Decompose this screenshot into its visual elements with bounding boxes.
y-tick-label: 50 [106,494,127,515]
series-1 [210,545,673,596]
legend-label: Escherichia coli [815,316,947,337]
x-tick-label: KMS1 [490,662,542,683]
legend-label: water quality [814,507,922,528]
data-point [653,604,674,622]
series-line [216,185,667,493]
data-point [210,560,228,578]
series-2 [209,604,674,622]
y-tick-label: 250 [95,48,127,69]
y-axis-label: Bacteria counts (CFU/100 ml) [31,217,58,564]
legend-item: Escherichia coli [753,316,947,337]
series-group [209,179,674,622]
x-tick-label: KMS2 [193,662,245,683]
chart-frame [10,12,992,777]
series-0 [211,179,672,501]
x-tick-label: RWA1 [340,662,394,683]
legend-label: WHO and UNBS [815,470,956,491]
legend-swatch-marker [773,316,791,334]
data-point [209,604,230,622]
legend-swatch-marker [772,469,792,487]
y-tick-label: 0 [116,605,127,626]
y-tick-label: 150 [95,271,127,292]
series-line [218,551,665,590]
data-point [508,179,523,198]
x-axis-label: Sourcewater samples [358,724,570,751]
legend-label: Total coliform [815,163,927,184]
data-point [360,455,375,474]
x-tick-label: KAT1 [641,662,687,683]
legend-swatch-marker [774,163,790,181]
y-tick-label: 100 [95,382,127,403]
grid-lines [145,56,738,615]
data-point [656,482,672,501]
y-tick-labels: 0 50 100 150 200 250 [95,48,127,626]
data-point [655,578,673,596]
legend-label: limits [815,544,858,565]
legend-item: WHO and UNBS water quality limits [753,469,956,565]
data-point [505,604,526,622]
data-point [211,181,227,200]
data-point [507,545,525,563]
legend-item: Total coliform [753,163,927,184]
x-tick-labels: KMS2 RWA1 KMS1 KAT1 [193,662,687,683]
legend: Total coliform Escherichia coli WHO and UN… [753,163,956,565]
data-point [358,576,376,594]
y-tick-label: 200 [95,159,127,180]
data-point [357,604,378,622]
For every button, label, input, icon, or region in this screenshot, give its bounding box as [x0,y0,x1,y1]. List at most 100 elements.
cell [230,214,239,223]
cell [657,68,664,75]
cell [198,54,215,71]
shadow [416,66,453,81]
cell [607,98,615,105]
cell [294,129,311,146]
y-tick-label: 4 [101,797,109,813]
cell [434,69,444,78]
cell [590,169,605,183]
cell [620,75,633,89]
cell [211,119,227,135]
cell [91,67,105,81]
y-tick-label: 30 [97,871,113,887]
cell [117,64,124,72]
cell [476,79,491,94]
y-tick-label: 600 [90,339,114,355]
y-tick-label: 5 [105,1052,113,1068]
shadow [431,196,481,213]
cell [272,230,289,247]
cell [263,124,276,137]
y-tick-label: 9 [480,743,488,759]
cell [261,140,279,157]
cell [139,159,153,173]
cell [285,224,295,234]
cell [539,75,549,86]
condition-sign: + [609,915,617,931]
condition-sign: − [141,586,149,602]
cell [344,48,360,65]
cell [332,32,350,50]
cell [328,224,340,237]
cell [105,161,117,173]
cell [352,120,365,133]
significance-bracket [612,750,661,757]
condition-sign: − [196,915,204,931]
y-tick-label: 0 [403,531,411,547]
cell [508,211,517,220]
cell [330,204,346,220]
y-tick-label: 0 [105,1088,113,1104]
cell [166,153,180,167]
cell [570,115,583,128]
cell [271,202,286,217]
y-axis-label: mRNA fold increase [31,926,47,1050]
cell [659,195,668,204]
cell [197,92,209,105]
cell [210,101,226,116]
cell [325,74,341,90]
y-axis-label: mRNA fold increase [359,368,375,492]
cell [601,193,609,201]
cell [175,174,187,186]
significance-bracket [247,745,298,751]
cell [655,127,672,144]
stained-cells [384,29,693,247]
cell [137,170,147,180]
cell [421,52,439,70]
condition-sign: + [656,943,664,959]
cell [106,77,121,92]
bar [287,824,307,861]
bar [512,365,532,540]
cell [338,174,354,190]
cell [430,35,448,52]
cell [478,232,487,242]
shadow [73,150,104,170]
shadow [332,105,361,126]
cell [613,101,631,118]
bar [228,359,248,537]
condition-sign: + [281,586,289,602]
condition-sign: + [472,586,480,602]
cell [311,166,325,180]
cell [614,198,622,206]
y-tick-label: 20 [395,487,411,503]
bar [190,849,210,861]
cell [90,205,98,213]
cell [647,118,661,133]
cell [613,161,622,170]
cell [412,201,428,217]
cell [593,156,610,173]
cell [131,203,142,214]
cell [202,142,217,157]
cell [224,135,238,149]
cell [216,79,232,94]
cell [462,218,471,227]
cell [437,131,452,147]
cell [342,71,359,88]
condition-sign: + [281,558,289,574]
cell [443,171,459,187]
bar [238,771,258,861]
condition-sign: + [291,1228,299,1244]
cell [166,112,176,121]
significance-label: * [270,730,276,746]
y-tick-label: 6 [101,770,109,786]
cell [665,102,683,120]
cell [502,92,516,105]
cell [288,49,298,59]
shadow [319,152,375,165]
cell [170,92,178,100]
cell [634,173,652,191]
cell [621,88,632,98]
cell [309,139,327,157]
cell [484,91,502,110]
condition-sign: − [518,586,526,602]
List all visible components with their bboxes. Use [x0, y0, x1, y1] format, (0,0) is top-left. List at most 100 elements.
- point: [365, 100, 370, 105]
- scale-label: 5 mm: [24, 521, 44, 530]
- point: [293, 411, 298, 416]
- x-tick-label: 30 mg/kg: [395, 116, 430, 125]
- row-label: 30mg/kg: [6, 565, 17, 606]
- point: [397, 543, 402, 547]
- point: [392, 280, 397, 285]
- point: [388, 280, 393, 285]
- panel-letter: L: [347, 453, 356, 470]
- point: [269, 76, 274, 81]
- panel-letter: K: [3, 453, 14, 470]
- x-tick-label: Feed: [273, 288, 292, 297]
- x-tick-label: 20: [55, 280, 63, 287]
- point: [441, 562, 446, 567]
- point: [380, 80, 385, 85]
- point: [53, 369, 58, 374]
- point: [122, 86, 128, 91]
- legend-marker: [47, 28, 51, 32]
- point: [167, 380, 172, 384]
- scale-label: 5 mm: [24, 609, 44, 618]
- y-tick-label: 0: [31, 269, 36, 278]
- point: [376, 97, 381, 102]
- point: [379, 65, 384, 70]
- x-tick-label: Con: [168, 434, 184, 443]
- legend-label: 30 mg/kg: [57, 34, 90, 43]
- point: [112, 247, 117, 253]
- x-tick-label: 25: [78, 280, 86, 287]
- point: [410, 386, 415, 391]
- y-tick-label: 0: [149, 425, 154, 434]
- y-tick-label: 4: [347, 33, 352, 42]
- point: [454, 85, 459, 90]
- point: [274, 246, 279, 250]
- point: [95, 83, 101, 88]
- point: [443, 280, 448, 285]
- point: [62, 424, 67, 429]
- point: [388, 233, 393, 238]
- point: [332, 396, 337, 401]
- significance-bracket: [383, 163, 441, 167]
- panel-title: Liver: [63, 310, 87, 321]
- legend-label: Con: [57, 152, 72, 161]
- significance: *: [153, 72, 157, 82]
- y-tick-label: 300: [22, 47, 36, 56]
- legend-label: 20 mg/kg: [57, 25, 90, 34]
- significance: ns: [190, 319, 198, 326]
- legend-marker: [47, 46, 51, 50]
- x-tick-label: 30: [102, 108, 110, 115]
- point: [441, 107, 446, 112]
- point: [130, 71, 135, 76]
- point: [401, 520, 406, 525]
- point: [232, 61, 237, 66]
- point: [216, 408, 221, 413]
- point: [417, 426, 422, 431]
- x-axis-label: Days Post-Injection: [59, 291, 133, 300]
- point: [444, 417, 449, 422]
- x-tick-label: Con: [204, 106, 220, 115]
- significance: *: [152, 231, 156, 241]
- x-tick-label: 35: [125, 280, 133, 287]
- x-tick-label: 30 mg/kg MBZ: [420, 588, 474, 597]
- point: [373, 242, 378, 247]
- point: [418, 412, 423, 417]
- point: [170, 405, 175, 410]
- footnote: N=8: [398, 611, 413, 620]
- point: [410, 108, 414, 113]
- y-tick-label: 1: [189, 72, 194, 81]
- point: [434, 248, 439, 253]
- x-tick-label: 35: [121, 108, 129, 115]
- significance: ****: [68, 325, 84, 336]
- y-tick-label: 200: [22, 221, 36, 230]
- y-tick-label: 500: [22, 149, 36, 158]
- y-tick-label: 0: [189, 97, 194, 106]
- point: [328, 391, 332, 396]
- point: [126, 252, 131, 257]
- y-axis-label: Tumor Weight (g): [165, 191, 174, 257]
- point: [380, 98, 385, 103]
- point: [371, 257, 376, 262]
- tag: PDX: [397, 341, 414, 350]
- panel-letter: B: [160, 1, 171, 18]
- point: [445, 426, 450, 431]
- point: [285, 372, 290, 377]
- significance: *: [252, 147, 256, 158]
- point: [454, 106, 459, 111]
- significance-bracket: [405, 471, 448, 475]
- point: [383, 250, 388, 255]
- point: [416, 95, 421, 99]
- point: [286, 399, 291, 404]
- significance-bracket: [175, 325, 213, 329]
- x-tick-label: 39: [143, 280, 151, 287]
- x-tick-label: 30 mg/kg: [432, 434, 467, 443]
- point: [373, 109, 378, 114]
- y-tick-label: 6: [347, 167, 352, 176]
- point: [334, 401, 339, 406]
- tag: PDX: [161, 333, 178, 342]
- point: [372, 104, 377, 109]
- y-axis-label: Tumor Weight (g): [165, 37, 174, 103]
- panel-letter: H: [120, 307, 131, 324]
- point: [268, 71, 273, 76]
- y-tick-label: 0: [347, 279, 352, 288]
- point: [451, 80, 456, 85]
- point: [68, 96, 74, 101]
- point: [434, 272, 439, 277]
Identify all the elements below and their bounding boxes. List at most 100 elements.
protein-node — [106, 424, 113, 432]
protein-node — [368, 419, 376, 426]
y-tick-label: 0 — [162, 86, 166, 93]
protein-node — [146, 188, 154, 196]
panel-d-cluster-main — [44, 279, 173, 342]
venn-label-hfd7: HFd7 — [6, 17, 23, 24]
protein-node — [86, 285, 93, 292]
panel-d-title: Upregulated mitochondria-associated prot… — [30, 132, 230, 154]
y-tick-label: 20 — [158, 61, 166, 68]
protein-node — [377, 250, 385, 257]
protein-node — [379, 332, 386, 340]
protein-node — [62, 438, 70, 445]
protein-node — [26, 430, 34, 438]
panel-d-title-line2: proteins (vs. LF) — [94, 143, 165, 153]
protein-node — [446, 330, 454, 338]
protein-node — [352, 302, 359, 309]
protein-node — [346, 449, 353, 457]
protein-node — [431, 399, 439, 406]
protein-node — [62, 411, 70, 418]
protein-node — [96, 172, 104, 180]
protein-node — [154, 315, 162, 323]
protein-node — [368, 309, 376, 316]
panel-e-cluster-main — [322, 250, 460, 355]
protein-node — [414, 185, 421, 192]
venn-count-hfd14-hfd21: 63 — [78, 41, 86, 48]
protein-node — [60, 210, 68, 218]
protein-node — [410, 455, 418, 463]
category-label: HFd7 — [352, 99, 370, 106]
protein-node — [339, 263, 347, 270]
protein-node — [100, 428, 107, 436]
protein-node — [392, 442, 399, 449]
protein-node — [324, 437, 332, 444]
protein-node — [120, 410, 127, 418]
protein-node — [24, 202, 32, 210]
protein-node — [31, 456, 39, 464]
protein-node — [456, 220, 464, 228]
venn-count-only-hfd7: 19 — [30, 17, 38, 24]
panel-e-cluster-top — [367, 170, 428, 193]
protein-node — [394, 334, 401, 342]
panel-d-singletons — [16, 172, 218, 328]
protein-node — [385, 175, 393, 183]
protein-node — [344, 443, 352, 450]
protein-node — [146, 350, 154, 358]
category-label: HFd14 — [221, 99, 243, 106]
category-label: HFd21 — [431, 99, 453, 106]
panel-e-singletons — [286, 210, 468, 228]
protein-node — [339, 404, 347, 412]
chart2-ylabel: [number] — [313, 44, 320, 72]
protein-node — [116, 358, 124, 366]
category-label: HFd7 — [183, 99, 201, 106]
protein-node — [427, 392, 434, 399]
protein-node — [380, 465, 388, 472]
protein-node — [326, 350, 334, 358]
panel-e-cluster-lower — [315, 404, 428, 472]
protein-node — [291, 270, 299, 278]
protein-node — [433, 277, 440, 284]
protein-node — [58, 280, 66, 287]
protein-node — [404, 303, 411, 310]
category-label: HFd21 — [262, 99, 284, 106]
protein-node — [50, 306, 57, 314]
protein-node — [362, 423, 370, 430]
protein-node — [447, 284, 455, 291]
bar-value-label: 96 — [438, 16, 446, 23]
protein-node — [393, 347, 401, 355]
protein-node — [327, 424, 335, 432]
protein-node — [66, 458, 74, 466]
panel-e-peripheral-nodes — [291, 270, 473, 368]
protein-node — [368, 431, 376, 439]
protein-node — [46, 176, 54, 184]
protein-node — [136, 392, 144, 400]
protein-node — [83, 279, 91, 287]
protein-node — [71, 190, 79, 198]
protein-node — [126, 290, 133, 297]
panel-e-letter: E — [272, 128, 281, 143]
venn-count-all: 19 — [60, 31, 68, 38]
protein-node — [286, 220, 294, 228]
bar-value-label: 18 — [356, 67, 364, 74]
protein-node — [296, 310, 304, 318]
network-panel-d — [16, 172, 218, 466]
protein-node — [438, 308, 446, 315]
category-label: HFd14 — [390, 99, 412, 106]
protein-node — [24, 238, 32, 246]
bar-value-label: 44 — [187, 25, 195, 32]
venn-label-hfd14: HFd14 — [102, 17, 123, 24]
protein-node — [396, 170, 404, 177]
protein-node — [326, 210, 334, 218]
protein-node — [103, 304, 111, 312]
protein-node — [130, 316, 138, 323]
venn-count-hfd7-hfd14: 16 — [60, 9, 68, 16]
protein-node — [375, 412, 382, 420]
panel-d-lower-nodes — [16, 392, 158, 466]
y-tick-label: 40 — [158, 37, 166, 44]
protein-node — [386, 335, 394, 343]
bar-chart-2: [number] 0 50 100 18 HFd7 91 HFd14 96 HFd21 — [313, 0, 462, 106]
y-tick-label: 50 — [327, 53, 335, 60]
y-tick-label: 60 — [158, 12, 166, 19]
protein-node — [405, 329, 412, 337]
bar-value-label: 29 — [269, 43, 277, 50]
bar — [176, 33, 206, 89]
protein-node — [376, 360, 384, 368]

++++++++++++++++++++

WHAT YOU WILL DO: Using the material above, please count the lines in which the word "category" occurs and give the number with nothing added.

RESULT OF THE EXERCISE: 6